* USANDO LE INFORMAZIONI:
1) Traduci in inglese questa frase del testo sul payback: "Eppure, fino a oggi, questo grido d’allarme è rimasto sostanzialmente senza una vera risposta all'altezza."
2) Rispondi a queste domande sul testo sul payback:
(a) Di quale governo sono i provvedimenti definiti un'incompiuta?
(b) Quale partito pretende di rivendersi come 'salvatori' delle imprese?
(c) Fino a quale anno il meccanismo retroattivo è rimasto "in sonno"?
3) Modifica il testo sul payback riscrivendo tutto il passo da "Sono anni che" giù fino a "vera risposta all'altezza.", con "multinazionali" sostituito da "grandi aziende".
══ SEZIONE DEL DOCUMENTO ══
Payback dispositivi medici, Negro (Pd): “Responsabilità. Le imprese chiedono certezze, non sconti last minute”
«Sul payback dei dispositivi medici, il centrodestra getta fumo negli occhi. I provvedimenti del governo Meloni sono un'incompiuta.. La pretesa di Fratelli d’Italia di rivendersi oggi come ‘salvatori' di imprese, dopo essere state lasciate in balia dell’incertezza per così tanto tempo dall’inizio della legislatura, quando è stata resa esecutiva la norma, è semplicemente inaccettabile.
Sono anni che le imprese del biomedicale, dalle PMI locali alle stesse multinazionali, denunciano l’assurdità di un meccanismo retroattivo, rimasto "in sonno" fino al 2022, che le costringe a rimborsare la spesa sanitaria pubblica di anni passati, senza aver avuto alcuna possibilità di incidere sui tetti di spesa regionale. Eppure, fino a oggi, questo grido d’allarme è rimasto sostanzialmente senza una vera risposta all'altezza.
═══
══ DATI ESTRATTI ══
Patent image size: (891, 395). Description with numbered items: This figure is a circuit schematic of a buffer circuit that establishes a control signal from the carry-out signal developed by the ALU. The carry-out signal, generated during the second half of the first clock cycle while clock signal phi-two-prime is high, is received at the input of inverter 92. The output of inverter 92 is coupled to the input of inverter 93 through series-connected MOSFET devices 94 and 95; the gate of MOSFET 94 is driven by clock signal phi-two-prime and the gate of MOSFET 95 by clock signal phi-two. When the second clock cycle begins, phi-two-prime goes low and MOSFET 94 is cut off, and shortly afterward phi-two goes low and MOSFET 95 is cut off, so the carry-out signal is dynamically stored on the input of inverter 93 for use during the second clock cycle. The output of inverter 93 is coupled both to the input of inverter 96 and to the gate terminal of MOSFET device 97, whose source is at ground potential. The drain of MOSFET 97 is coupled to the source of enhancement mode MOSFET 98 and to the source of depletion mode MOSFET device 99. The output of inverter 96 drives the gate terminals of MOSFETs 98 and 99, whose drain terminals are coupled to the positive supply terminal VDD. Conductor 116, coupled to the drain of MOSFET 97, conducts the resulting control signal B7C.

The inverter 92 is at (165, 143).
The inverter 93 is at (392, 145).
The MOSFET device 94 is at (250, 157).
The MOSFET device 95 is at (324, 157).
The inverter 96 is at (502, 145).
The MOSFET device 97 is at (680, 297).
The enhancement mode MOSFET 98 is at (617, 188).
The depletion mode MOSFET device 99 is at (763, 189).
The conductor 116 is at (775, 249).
═══
* RISPOSTE ATTESE:
1) Yet, to this day, this cry of alarm has remained essentially without a real, adequate response.

2)
(a) Del governo Meloni.
(b) Fratelli d’Italia.
(c) Fino al 2022.

3)
Sono anni che le imprese del biomedicale, dalle PMI locali alle stesse grandi aziende, denunciano l’assurdità di un meccanismo retroattivo, rimasto "in sonno" fino al 2022, che le costringe a rimborsare la spesa sanitaria pubblica di anni passati, senza aver avuto alcuna possibilità di incidere sui tetti di spesa regionale. Eppure, fino a oggi, questo grido d’allarme è rimasto sostanzialmente senza una vera risposta all'altezza.